┌──

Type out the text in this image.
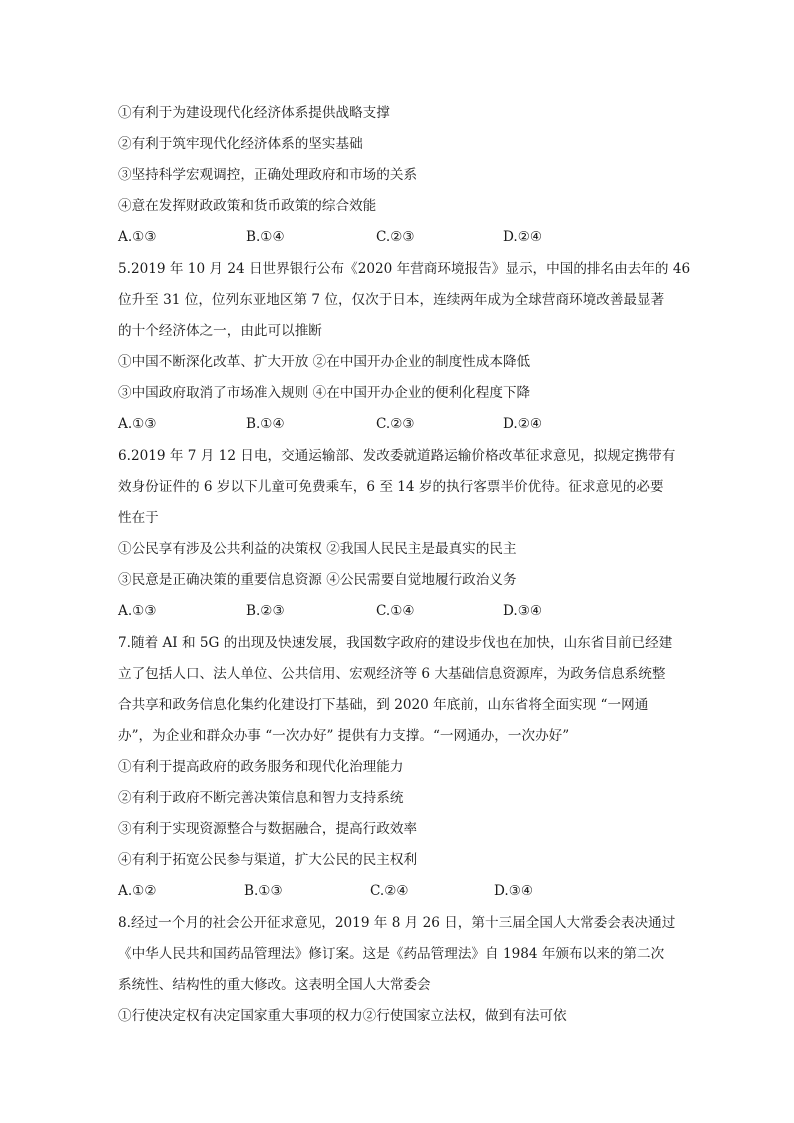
①有利于为建设现代化经济体系提供战略支撑
②有利于筑牢现代化经济体系的坚实基础
③坚持科学宏观调控，正确处理政府和市场的关系
④意在发挥财政政策和货币政策的综合效能
A.①③	B.①④	C.②③	D.②④
5.2019 年 10 月 24 日世界银行公布《2020 年营商环境报告》显示，中国的排名由去年的 46
位升至 31 位，位列东亚地区第 7 位，仅次于日本，连续两年成为全球营商环境改善最显著
的十个经济体之一，由此可以推断
①中国不断深化改革、扩大开放 ②在中国开办企业的制度性成本降低
③中国政府取消了市场准入规则 ④在中国开办企业的便利化程度下降
A.①③	B.①④	C.②③	D.②④
6.2019 年 7 月 12 日电，交通运输部、发改委就道路运输价格改革征求意见，拟规定携带有
效身份证件的 6 岁以下儿童可免费乘车，6 至 14 岁的执行客票半价优待。征求意见的必要
性在于
①公民享有涉及公共利益的决策权 ②我国人民民主是最真实的民主
③民意是正确决策的重要信息资源 ④公民需要自觉地履行政治义务
A.①③	B.②③	C.①④	D.③④
7.随着 AI 和 5G 的出现及快速发展，我国数字政府的建设步伐也在加快，山东省目前已经建
立了包括人口、法人单位、公共信用、宏观经济等 6 大基础信息资源库，为政务信息系统整
合共享和政务信息化集约化建设打下基础，到 2020 年底前，山东省将全面实现 “一网通
办”，为企业和群众办事 “一次办好” 提供有力支撑。“一网通办，一次办好”
①有利于提高政府的政务服务和现代化治理能力
②有利于政府不断完善决策信息和智力支持系统
③有利于实现资源整合与数据融合，提高行政效率
④有利于拓宽公民参与渠道，扩大公民的民主权利
A.①②	B.①③	C.②④	D.③④
8.经过一个月的社会公开征求意见，2019 年 8 月 26 日，第十三届全国人大常委会表决通过
《中华人民共和国药品管理法》修订案。这是《药品管理法》自 1984 年颁布以来的第二次
系统性、结构性的重大修改。这表明全国人大常委会
①行使决定权有决定国家重大事项的权力②行使国家立法权，做到有法可依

└──

▶ [Goal] All records above are to be printed exactly, minus the pictures they contain.

▶ [Task result]
Type out the text in this image.
①有利于为建设现代化经济体系提供战略支撑
②有利于筑牢现代化经济体系的坚实基础
③坚持科学宏观调控，正确处理政府和市场的关系
④意在发挥财政政策和货币政策的综合效能
A.①③	B.①④	C.②③	D.②④
5.2019 年 10 月 24 日世界银行公布《2020 年营商环境报告》显示，中国的排名由去年的 46
位升至 31 位，位列东亚地区第 7 位，仅次于日本，连续两年成为全球营商环境改善最显著
的十个经济体之一，由此可以推断
①中国不断深化改革、扩大开放 ②在中国开办企业的制度性成本降低
③中国政府取消了市场准入规则 ④在中国开办企业的便利化程度下降
A.①③	B.①④	C.②③	D.②④
6.2019 年 7 月 12 日电，交通运输部、发改委就道路运输价格改革征求意见，拟规定携带有
效身份证件的 6 岁以下儿童可免费乘车，6 至 14 岁的执行客票半价优待。征求意见的必要
性在于
①公民享有涉及公共利益的决策权 ②我国人民民主是最真实的民主
③民意是正确决策的重要信息资源 ④公民需要自觉地履行政治义务
A.①③	B.②③	C.①④	D.③④
7.随着 AI 和 5G 的出现及快速发展，我国数字政府的建设步伐也在加快，山东省目前已经建
立了包括人口、法人单位、公共信用、宏观经济等 6 大基础信息资源库，为政务信息系统整
合共享和政务信息化集约化建设打下基础，到 2020 年底前，山东省将全面实现 “一网通
办”，为企业和群众办事 “一次办好” 提供有力支撑。“一网通办，一次办好”
①有利于提高政府的政务服务和现代化治理能力
②有利于政府不断完善决策信息和智力支持系统
③有利于实现资源整合与数据融合，提高行政效率
④有利于拓宽公民参与渠道，扩大公民的民主权利
A.①②	B.①③	C.②④	D.③④
8.经过一个月的社会公开征求意见，2019 年 8 月 26 日，第十三届全国人大常委会表决通过
《中华人民共和国药品管理法》修订案。这是《药品管理法》自 1984 年颁布以来的第二次
系统性、结构性的重大修改。这表明全国人大常委会
①行使决定权有决定国家重大事项的权力②行使国家立法权，做到有法可依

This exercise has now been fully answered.